PROBLEM DESCRIPTION:
Scan the data below and pick out the lines containing the word "Research".

---

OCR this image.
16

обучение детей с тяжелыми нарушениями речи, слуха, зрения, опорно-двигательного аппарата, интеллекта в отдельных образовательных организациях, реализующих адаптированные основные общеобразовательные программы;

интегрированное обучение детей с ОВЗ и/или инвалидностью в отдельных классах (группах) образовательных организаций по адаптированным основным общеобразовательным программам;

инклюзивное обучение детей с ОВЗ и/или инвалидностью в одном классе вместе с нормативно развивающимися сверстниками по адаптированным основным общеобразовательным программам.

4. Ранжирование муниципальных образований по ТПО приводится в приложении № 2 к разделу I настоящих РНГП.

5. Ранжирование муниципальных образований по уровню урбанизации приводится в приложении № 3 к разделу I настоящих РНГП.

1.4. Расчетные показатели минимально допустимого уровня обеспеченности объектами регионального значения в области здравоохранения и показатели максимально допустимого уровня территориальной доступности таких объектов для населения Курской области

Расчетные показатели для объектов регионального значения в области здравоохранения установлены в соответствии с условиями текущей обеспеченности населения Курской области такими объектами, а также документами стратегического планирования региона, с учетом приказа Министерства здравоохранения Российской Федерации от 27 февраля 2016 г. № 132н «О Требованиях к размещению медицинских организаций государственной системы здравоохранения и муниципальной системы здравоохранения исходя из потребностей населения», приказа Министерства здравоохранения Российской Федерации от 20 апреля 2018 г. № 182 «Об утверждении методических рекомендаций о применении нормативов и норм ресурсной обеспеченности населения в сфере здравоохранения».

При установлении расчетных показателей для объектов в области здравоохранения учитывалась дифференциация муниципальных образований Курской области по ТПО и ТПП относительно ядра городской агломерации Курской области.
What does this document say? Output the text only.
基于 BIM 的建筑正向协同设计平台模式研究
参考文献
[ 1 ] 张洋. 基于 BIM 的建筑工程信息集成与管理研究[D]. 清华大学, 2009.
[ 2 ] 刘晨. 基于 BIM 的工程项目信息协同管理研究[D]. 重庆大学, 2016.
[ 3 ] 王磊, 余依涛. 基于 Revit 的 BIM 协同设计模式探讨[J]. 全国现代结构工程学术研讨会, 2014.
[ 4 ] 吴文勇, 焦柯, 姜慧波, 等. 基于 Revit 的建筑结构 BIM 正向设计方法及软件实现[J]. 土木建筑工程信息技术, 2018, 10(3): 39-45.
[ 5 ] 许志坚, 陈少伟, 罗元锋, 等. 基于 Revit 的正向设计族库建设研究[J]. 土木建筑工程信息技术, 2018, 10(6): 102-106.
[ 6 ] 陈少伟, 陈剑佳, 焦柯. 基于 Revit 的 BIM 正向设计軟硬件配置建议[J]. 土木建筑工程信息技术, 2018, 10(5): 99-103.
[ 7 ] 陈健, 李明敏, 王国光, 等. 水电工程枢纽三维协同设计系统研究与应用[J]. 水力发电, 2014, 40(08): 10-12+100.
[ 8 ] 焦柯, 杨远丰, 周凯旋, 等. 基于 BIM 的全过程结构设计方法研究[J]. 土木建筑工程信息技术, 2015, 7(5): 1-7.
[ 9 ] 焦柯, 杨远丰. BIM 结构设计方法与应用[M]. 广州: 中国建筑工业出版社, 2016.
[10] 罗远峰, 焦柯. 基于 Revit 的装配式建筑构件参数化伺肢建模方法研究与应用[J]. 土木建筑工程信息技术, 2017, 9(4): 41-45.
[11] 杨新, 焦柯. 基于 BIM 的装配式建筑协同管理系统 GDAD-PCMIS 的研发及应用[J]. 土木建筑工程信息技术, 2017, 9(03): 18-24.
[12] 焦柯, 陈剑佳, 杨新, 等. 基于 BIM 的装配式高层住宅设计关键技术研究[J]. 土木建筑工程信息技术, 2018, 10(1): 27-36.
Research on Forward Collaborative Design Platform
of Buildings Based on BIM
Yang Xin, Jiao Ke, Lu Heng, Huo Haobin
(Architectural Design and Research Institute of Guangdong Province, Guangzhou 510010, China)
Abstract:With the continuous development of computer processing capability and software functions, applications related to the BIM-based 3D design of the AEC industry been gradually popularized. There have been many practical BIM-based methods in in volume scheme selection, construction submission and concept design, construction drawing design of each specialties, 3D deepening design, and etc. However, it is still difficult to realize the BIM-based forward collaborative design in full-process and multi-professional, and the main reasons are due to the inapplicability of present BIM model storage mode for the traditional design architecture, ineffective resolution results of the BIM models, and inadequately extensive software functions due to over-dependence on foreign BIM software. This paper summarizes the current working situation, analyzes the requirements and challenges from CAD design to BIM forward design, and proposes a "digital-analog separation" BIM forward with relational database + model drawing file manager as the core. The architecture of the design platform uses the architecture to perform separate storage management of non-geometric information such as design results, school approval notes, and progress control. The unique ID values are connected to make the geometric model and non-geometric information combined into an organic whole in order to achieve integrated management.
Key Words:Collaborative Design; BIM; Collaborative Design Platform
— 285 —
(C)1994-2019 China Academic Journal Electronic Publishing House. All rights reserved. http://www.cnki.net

---

RESPONSE TO THIS TASK:
Research on Forward Collaborative Design Platform
(Architectural Design and Research Institute of Guangdong Province, Guangzhou 510010, China)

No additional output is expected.